## PROVIDED TEXT

## start

This directory contains the source to the UNIX bootstrap utilities.
These utilities can be used to produce bootstrap images with either
relocatable or fully linked kernels.

Because AmigaDOS bootstraps are limited to the first two blocks of
the boot device, for a maximum size of 1Kb, we use a two level
bootstrap. The level 1 boot simply loads the level 2 boot, verifies
it's checksum, and jumps to it. If anything goes wrong during the
load, it puts up a deadend alert.

Note that all code in the level 1 and level 2 boots must be position
independent. This is currently handled with a couple of kludges, one
to change jsr's to bsr's, which are PC relative (only needed when
trying to use GCC, which currently fails for other reasons). The other
kludge is a small assembler routine that computes the relocated value
of an address, primarily useful for getting the correct address of
strings.


BOOTSTRAP IMAGES
----------------

A bootstrap image currently has the following structure:

Boot Offset Size Function
----------- ---- -------------------------------

0 0x400 Boot level 1 bootstrap, read by
AmigaDOS and executed like any
normal AmigaDOS bootstrap.

0x400 0x200 Boot level 2 information block.
Contains size and checksum of level
2 boot.

## end

## GIVEN INSTRUCTION A
Answer these about the UNIX bootstrap utilities text above:
(i) What is the maximum size of an AmigaDOS bootstrap?
(ii) What does the level 1 boot do if anything goes wrong during the load?
(iii) What does the level 2 information block contain?
## GIVEN INSTRUCTION B
In the UNIX bootstrap utilities text, turn the paragraph that begins "Note that all code in the level 1" into a short list that keeps its main facts.
## GIVEN INSTRUCTION C
Write the next part of the UNIX bootstrap utilities text, picking up right after its last line.

## RAW RECORDS
## start

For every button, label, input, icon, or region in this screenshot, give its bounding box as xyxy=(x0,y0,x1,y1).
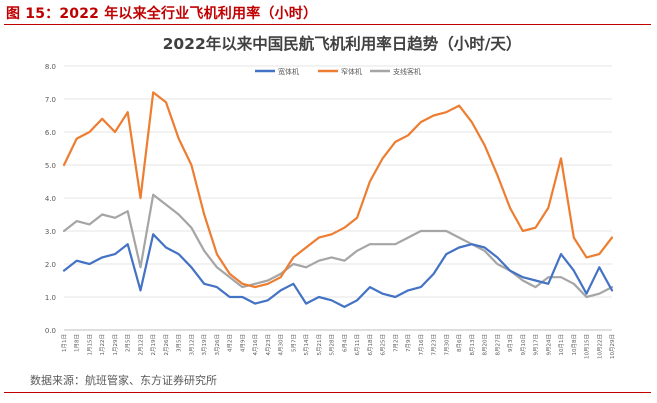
x-tick-label: 5月14日 xyxy=(303,334,310,356)
x-tick-label: 1月29日 xyxy=(112,334,119,356)
x-tick-label: 3月26日 xyxy=(214,334,221,356)
x-tick-label: 1月22日 xyxy=(99,334,106,356)
x-tick-label: 1月1日 xyxy=(61,334,68,352)
series-line-wide xyxy=(62,233,614,308)
chart-gridlines xyxy=(64,65,612,331)
x-tick-label: 7月30日 xyxy=(443,334,450,356)
x-tick-label: 4月23日 xyxy=(265,334,272,356)
x-tick-label: 2月5日 xyxy=(125,334,132,352)
x-tick-label: 7月23日 xyxy=(431,334,438,356)
x-tick-label: 9月17日 xyxy=(533,334,540,356)
x-tick-label: 6月25日 xyxy=(380,334,387,356)
x-tick-label: 10月29日 xyxy=(609,334,616,359)
x-tick-label: 2月26日 xyxy=(163,334,170,356)
x-tick-label: 1月15日 xyxy=(86,334,93,356)
x-tick-label: 4月30日 xyxy=(278,334,285,356)
figure-caption: 图 15：2022 年以来全行业飞机利用率（小时） xyxy=(6,6,318,22)
y-tick-label: 1.0 xyxy=(45,294,56,302)
y-tick-label: 2.0 xyxy=(45,261,56,269)
x-tick-label: 9月10日 xyxy=(520,334,527,356)
x-tick-label: 9月24日 xyxy=(545,334,552,356)
x-tick-label: 8月13日 xyxy=(469,334,476,356)
x-tick-label: 10月8日 xyxy=(571,334,578,356)
x-tick-label: 2月19日 xyxy=(150,334,157,356)
x-tick-label: 6月18日 xyxy=(367,334,374,356)
x-tick-label: 5月21日 xyxy=(316,334,323,356)
series-line-narrow xyxy=(62,91,614,289)
x-tick-label: 3月12日 xyxy=(188,334,195,356)
y-tick-label: 0.0 xyxy=(45,327,56,335)
y-tick-label: 4.0 xyxy=(45,195,56,203)
legend-label: 支线客机 xyxy=(393,67,421,76)
x-tick-label: 8月20日 xyxy=(482,334,489,356)
y-tick-label: 7.0 xyxy=(45,96,56,104)
x-tick-label: 8月27日 xyxy=(494,334,501,356)
x-tick-label: 4月9日 xyxy=(239,334,246,352)
x-tick-label: 10月22日 xyxy=(596,334,603,359)
line-chart: 2022年以来中国民航飞机利用率日趋势（小时/天） 宽体机 窄体机 支线客机 0.0… xyxy=(45,34,616,359)
x-tick-label: 10月15日 xyxy=(584,334,591,359)
x-tick-label: 6月4日 xyxy=(341,334,348,352)
y-tick-label: 3.0 xyxy=(45,228,56,236)
x-tick-label: 5月28日 xyxy=(329,334,336,356)
caption-divider xyxy=(4,24,651,25)
x-tick-label: 1月8日 xyxy=(74,334,81,352)
y-axis: 0.0 1.0 2.0 3.0 4.0 5.0 6.0 7.0 8.0 xyxy=(45,63,56,335)
x-tick-label: 4月2日 xyxy=(227,334,234,352)
x-tick-label: 5月7日 xyxy=(290,334,297,352)
x-tick-label: 3月19日 xyxy=(201,334,208,356)
data-source-note: 数据来源：航班管家、东方证券研究所 xyxy=(30,374,217,387)
x-tick-label: 2月12日 xyxy=(137,334,144,356)
x-tick-label: 8月6日 xyxy=(456,334,463,352)
x-tick-label: 3月5日 xyxy=(176,334,183,352)
footer-divider xyxy=(4,392,651,393)
x-tick-label: 7月16日 xyxy=(418,334,425,356)
x-tick-label: 9月3日 xyxy=(507,334,514,352)
y-tick-label: 8.0 xyxy=(45,63,56,71)
legend-label: 宽体机 xyxy=(278,67,299,76)
x-tick-label: 10月1日 xyxy=(558,334,565,356)
series-line-regional xyxy=(62,193,614,299)
y-tick-label: 5.0 xyxy=(45,162,56,170)
chart-legend: 宽体机 窄体机 支线客机 xyxy=(255,67,421,76)
x-axis: 1月1日 1月8日 1月15日 1月22日 1月29日 2月5日 2月12日 2月19日 2月2… xyxy=(61,329,616,359)
x-tick-label: 7月2日 xyxy=(392,334,399,352)
y-tick-label: 6.0 xyxy=(45,129,56,137)
chart-title: 2022年以来中国民航飞机利用率日趋势（小时/天） xyxy=(163,34,522,53)
legend-label: 窄体机 xyxy=(341,67,362,76)
chart-series xyxy=(62,91,614,308)
x-tick-label: 7月9日 xyxy=(405,334,412,352)
x-tick-label: 4月16日 xyxy=(252,334,259,356)
x-tick-label: 6月11日 xyxy=(354,334,361,356)
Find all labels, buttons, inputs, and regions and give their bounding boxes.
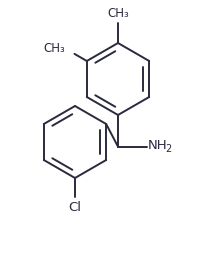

## end

## RESPONSE A
(i) 1Kb, because it is limited to the first two blocks of the boot device.
(ii) It puts up a deadend alert.
(iii) The size and checksum of the level 2 boot.

## RESPONSE B
- All code in the level 1 and level 2 boots must be position independent.
- This is currently handled with two kludges:
  - One changes jsr's to bsr's, which are PC relative. This is only needed when trying to use GCC, which currently fails for other reasons.
  - The other is a small assembler routine that computes the relocated value of an address. It is mainly useful for getting the correct address of strings.

## RESPONSE C
0x600 var Level 2 bootstrap, variable length.
Loaded and jumped to by level 1
bootstrap.

var 0x200 Kernel information block. Contains
size, checksum, and prefered load
address of the ELF kernel file.

var var ELF kernel file, either relocatable
or fully linked. Loaded and jumped
to by level 2 bootstrap.


CHECKSUMS
---------

Note that the level 1 boot checksum must be a valid AmigaDOS checksum,
and the system will expect it to be valid. The level 2 boot also contains
a valid AmigaDOS checksum, but it is ignored. Instead, the SVR4 "sum"
compatible checksum, stored in the info block, is used to validate the
level 2 boot. Similarly, the checksum stored in the kernel info block
is used to validate the kernel file.

If the level 1 boot AmigaDOS checksum is incorrect, the system will not
attempt to boot from it. If the level 2 boot SVR4 checksum is incorrect,
the level 1 bootstrap will post a deadend alert. If the ELF kernel file
SVR4 checksum is incorrect, the level 2 bootstrap will post a recoverable
alert warning that the checksum does not match the expected one. Pressing
any mouse button will allow the boot to attempt to continue.


RELOCATABLE KERNELS
-------------------

If the kernel file loaded by the level 2 bootstrap is relocatable, the
level 2 bootstrap will perform the necessary relocation at boot time.
This can result in a noticable delay during boot, on the order of 15
seconds or more.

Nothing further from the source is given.